→ **Prompt**:
Output the material exactly, but drop every image it holds.

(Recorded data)
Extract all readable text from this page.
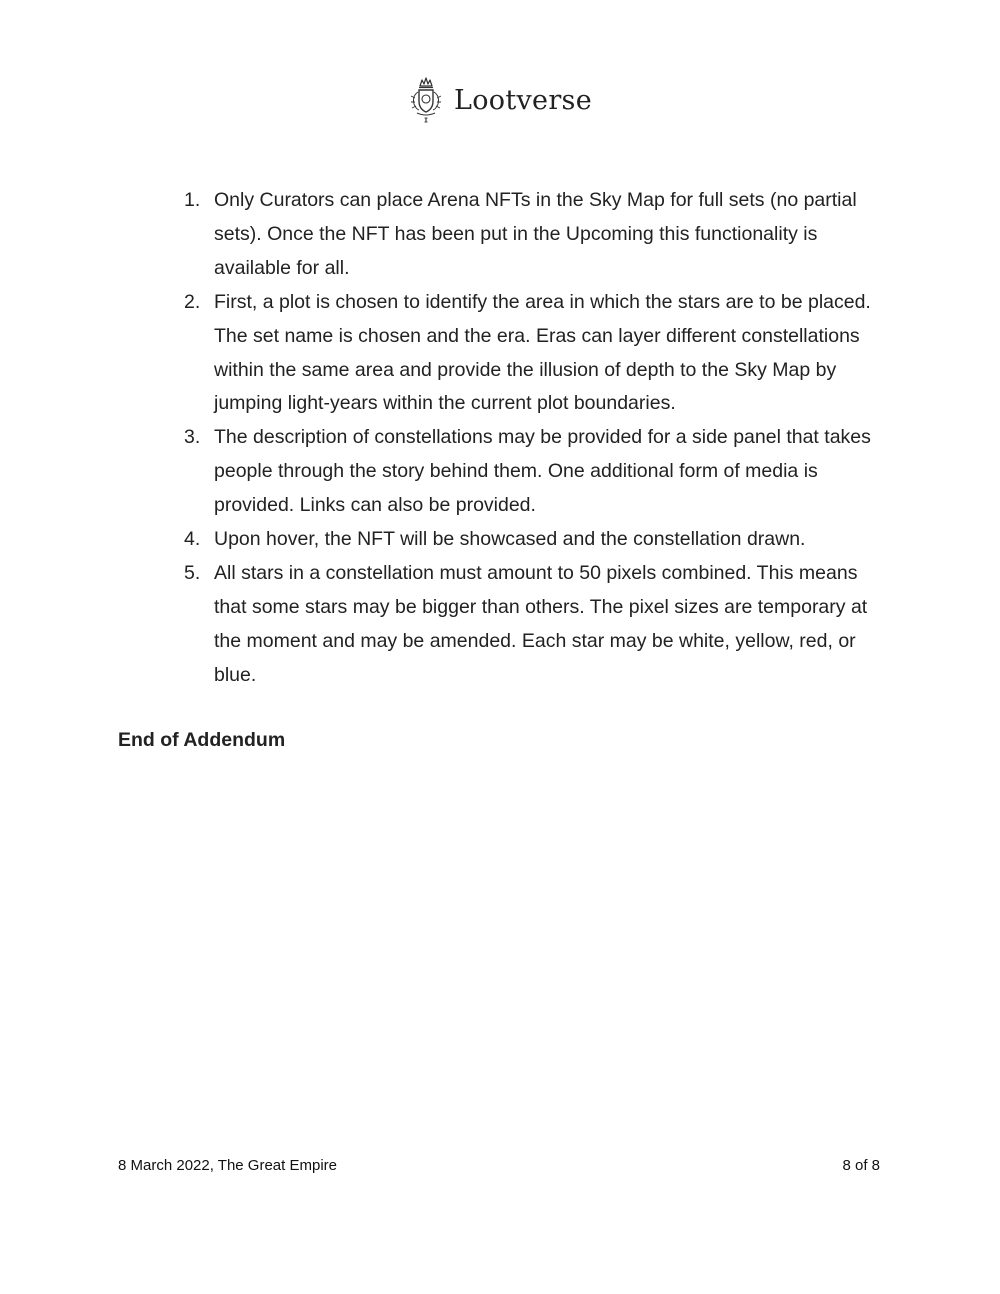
Lootverse
1. Only Curators can place Arena NFTs in the Sky Map for full sets (no partial sets). Once the NFT has been put in the Upcoming this functionality is available for all.
2. First, a plot is chosen to identify the area in which the stars are to be placed. The set name is chosen and the era. Eras can layer different constellations within the same area and provide the illusion of depth to the Sky Map by jumping light-years within the current plot boundaries.
3. The description of constellations may be provided for a side panel that takes people through the story behind them. One additional form of media is provided. Links can also be provided.
4. Upon hover, the NFT will be showcased and the constellation drawn.
5. All stars in a constellation must amount to 50 pixels combined. This means that some stars may be bigger than others. The pixel sizes are temporary at the moment and may be amended. Each star may be white, yellow, red, or blue.
End of Addendum
8 March 2022, The Great Empire	8 of 8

→ **Task response**:
Extract all readable text from this page.
Lootverse
1. Only Curators can place Arena NFTs in the Sky Map for full sets (no partial sets). Once the NFT has been put in the Upcoming this functionality is available for all.
2. First, a plot is chosen to identify the area in which the stars are to be placed. The set name is chosen and the era. Eras can layer different constellations within the same area and provide the illusion of depth to the Sky Map by jumping light-years within the current plot boundaries.
3. The description of constellations may be provided for a side panel that takes people through the story behind them. One additional form of media is provided. Links can also be provided.
4. Upon hover, the NFT will be showcased and the constellation drawn.
5. All stars in a constellation must amount to 50 pixels combined. This means that some stars may be bigger than others. The pixel sizes are temporary at the moment and may be amended. Each star may be white, yellow, red, or blue.
End of Addendum
8 March 2022, The Great Empire	8 of 8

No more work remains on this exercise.